INFORMATION SHOWN start

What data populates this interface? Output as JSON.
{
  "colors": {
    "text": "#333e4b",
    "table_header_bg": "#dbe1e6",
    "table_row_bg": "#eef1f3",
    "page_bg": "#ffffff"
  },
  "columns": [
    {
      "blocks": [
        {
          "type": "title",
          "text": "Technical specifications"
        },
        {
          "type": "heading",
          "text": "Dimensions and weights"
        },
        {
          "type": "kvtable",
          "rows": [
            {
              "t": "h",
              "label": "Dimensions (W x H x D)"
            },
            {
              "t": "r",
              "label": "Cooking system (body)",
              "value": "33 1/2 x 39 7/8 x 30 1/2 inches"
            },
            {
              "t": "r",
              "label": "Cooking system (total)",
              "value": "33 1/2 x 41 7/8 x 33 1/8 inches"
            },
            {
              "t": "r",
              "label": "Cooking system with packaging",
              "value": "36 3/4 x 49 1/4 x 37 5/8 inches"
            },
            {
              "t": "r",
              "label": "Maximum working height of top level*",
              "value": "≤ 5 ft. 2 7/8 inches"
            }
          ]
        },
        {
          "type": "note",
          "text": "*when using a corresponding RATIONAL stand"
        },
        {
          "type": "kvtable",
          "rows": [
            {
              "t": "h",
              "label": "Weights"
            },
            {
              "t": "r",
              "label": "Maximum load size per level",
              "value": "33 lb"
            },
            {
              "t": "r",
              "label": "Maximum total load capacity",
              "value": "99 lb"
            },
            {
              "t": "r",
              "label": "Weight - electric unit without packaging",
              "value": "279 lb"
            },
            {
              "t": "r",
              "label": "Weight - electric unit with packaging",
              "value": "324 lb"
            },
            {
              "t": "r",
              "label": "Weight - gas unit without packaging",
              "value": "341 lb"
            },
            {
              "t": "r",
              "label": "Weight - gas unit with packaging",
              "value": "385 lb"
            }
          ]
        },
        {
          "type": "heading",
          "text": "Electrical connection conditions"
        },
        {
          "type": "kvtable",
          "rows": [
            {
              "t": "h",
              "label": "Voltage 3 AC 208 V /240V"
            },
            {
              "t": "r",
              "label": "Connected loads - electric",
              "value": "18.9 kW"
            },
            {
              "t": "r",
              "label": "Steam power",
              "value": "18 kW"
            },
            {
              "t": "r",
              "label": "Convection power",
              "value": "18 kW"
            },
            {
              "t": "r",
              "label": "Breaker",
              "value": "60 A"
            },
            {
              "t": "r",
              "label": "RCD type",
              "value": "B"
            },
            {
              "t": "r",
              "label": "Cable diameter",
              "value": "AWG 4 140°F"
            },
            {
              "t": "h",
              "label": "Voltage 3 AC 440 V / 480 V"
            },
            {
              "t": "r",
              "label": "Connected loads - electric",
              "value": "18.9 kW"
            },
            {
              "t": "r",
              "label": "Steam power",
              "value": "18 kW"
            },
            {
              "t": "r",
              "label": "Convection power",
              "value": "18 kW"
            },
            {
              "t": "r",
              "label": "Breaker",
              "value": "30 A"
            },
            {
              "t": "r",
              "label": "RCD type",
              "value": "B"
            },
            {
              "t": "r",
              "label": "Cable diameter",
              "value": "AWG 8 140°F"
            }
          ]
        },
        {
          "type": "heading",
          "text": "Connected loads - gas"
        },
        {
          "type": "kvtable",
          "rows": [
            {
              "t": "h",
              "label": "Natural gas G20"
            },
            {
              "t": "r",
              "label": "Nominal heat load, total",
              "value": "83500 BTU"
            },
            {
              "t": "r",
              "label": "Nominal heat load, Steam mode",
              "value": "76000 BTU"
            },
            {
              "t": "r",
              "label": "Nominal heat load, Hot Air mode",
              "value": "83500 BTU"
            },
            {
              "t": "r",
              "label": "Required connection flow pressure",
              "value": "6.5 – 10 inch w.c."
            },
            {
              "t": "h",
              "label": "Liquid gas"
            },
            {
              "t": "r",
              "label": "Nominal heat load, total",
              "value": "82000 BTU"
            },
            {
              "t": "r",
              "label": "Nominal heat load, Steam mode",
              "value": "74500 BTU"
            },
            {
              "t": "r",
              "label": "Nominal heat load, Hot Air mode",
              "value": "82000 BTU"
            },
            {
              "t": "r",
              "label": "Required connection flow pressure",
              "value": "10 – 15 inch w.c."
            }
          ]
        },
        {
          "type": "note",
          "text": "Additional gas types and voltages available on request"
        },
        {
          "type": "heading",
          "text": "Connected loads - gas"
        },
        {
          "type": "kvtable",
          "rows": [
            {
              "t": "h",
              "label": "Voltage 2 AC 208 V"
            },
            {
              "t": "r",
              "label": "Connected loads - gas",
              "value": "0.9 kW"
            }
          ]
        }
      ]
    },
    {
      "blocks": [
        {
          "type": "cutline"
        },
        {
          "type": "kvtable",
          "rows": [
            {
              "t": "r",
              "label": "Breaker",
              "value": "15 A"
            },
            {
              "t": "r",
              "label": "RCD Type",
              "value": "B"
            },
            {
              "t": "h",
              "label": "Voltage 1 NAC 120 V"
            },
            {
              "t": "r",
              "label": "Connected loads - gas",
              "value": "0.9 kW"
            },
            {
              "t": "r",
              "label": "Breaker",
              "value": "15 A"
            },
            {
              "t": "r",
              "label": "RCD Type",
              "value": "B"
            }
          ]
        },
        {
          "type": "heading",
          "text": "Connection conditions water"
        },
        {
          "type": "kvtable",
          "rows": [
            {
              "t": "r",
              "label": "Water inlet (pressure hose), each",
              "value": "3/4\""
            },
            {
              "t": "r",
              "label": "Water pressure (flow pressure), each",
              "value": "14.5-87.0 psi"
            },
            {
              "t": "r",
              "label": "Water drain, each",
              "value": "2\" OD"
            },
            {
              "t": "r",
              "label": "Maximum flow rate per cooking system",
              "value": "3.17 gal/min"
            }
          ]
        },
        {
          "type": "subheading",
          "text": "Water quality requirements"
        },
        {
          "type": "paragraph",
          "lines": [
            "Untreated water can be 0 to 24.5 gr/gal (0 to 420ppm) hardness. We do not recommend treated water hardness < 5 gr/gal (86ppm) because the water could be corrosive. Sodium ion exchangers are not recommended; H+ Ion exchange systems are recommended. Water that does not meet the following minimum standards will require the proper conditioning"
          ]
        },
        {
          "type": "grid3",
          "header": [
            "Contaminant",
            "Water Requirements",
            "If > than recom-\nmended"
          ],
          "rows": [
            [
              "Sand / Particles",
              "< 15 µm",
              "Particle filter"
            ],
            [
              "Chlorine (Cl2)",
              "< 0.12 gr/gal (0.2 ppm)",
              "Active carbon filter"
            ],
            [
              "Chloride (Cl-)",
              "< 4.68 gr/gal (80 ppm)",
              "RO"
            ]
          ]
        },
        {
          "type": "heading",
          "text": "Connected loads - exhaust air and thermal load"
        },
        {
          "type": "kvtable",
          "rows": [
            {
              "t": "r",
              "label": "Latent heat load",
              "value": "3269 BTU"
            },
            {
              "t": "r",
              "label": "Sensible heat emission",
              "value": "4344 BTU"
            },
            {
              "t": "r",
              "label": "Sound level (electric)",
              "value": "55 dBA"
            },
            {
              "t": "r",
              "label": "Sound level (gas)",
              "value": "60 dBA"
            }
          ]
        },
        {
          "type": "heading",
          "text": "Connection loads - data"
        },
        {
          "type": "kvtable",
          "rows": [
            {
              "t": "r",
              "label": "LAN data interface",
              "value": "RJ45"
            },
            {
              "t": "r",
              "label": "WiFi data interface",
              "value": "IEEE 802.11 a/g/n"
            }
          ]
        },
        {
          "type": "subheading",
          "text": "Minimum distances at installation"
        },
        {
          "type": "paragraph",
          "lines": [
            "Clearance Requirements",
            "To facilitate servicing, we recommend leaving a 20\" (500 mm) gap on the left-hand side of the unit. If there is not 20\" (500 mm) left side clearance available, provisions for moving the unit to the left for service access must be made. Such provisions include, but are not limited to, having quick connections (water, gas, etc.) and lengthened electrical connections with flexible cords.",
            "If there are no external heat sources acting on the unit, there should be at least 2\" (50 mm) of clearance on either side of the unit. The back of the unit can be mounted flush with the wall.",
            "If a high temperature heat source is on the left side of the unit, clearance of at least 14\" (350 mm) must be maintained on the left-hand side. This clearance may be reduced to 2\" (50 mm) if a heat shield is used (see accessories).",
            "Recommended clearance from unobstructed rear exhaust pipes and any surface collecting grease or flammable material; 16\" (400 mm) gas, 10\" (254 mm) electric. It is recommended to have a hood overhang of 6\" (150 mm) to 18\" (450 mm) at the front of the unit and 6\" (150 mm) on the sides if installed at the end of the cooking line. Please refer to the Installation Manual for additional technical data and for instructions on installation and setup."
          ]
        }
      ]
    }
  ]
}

INFORMATION SHOWN end

#### WHAT THE EXERCISE ASKS:
Pull every line containing "each" from the material above.

#### FINAL RESULT:
              "label": "Water inlet (pressure hose), each",
              "label": "Water pressure (flow pressure), each",
              "label": "Water drain, each",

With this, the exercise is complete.